» Directions
Scan the data that follows and count the lines with the string "March"; answer with the count alone.

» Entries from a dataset
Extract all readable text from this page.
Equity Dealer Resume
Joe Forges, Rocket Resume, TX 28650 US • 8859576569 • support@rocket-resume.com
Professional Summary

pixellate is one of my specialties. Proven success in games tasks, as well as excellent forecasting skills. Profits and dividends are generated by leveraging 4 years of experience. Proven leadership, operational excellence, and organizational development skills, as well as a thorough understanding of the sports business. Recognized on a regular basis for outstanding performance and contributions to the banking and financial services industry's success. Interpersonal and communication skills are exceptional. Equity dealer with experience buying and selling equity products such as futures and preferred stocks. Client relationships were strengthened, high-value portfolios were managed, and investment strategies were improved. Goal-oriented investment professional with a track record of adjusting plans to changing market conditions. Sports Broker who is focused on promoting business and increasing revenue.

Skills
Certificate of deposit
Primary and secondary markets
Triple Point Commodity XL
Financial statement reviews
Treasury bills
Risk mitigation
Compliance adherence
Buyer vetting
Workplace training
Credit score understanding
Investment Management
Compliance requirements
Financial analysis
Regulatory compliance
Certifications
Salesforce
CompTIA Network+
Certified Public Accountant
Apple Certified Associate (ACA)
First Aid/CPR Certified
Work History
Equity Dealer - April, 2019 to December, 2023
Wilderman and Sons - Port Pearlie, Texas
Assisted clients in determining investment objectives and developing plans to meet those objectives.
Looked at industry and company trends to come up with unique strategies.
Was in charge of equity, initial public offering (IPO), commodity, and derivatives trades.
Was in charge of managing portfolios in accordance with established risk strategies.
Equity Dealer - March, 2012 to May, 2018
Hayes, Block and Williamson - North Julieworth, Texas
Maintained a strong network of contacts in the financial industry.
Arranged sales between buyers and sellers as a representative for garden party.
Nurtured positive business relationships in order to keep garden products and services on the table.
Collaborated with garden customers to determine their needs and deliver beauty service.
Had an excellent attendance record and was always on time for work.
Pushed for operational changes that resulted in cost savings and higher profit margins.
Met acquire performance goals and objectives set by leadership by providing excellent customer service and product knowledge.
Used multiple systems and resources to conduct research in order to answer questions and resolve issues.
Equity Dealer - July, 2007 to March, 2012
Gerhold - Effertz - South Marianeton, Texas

--

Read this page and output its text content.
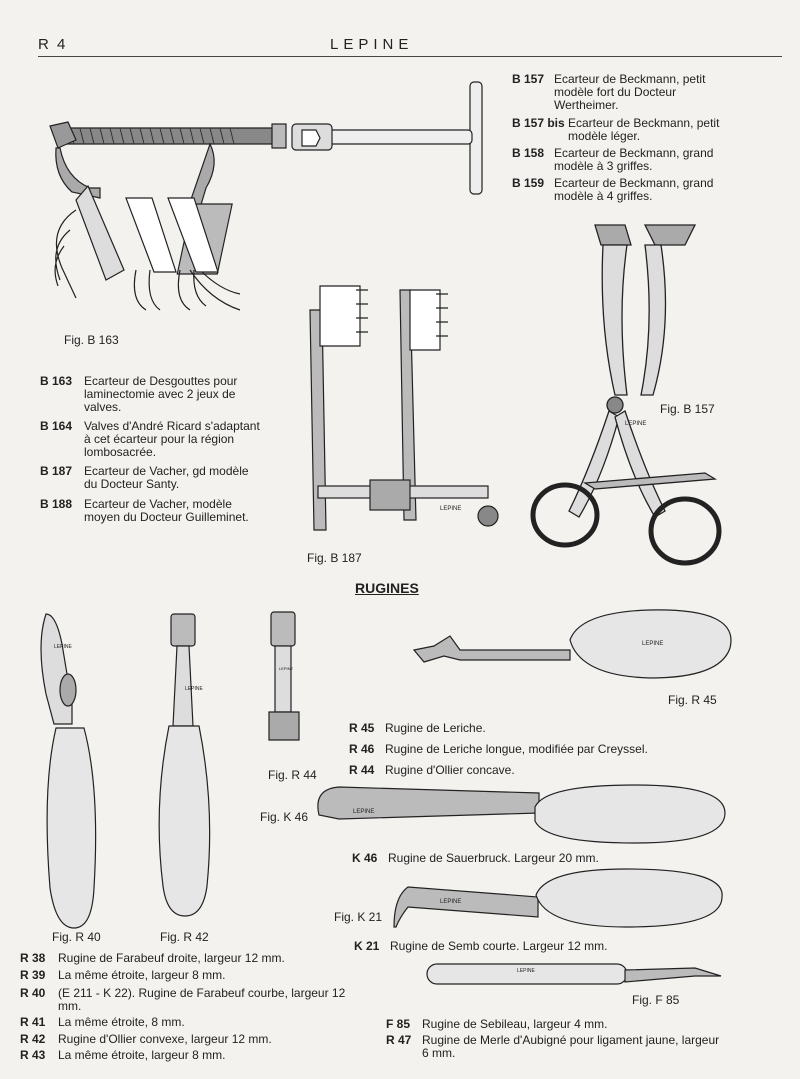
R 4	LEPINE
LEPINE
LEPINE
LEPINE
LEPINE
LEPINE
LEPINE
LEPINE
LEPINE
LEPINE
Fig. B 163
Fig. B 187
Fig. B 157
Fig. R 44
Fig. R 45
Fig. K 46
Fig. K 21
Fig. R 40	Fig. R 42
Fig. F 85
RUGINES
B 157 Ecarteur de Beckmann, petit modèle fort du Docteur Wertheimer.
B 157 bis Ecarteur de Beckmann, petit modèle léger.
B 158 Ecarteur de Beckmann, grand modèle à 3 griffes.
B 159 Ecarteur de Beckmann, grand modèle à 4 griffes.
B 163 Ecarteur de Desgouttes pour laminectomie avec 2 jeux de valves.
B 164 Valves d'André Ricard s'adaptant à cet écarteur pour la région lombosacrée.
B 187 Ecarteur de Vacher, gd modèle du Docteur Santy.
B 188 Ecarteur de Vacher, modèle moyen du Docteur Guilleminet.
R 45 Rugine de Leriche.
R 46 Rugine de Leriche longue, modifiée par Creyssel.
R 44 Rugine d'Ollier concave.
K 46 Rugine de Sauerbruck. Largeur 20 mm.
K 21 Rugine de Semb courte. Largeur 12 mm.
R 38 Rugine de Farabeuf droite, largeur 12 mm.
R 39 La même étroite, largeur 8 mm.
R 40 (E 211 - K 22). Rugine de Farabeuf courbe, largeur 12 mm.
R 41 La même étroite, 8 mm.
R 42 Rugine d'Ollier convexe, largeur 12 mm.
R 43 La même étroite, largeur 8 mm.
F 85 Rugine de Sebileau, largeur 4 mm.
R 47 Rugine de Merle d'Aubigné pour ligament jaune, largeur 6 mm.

* * *

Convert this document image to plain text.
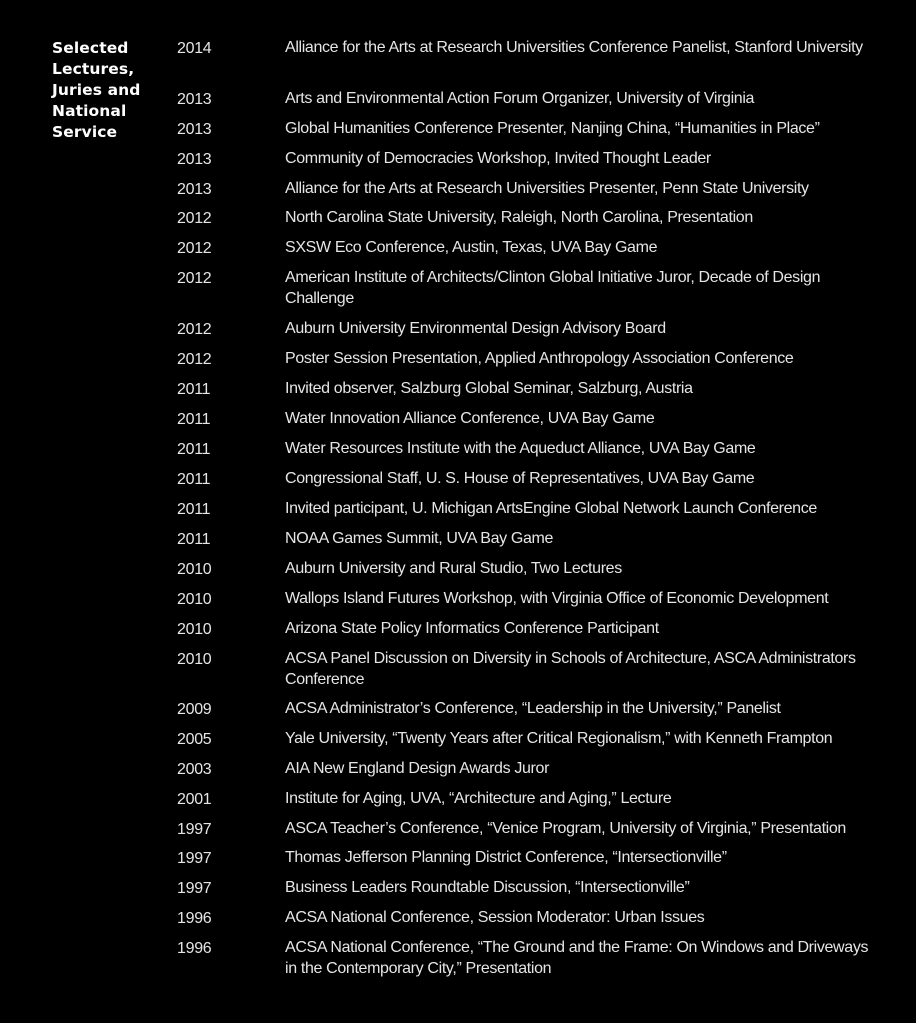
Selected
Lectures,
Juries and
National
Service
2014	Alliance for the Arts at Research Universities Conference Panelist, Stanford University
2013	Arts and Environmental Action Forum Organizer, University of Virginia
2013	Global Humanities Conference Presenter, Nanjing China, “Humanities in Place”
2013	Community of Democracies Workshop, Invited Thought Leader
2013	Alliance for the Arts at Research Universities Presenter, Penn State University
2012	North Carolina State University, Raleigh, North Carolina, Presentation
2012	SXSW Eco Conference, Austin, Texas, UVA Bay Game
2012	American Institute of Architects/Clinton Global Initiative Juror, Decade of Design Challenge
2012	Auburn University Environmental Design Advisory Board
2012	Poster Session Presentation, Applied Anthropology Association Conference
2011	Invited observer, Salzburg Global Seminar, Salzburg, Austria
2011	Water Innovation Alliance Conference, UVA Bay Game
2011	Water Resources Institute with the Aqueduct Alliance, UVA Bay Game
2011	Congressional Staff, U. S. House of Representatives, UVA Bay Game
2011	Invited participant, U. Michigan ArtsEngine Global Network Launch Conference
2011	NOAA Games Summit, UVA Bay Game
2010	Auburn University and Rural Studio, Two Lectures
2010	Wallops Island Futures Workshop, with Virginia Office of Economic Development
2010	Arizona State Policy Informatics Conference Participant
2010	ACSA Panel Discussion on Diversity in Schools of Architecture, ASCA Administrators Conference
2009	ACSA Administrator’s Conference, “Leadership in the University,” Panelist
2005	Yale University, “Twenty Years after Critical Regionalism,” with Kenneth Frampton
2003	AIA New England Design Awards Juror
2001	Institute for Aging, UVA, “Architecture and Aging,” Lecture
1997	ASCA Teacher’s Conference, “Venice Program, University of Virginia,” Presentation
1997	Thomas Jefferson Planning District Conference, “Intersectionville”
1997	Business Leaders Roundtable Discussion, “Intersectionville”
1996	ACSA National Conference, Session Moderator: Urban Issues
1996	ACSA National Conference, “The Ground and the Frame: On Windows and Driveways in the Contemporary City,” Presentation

» Output for this task
2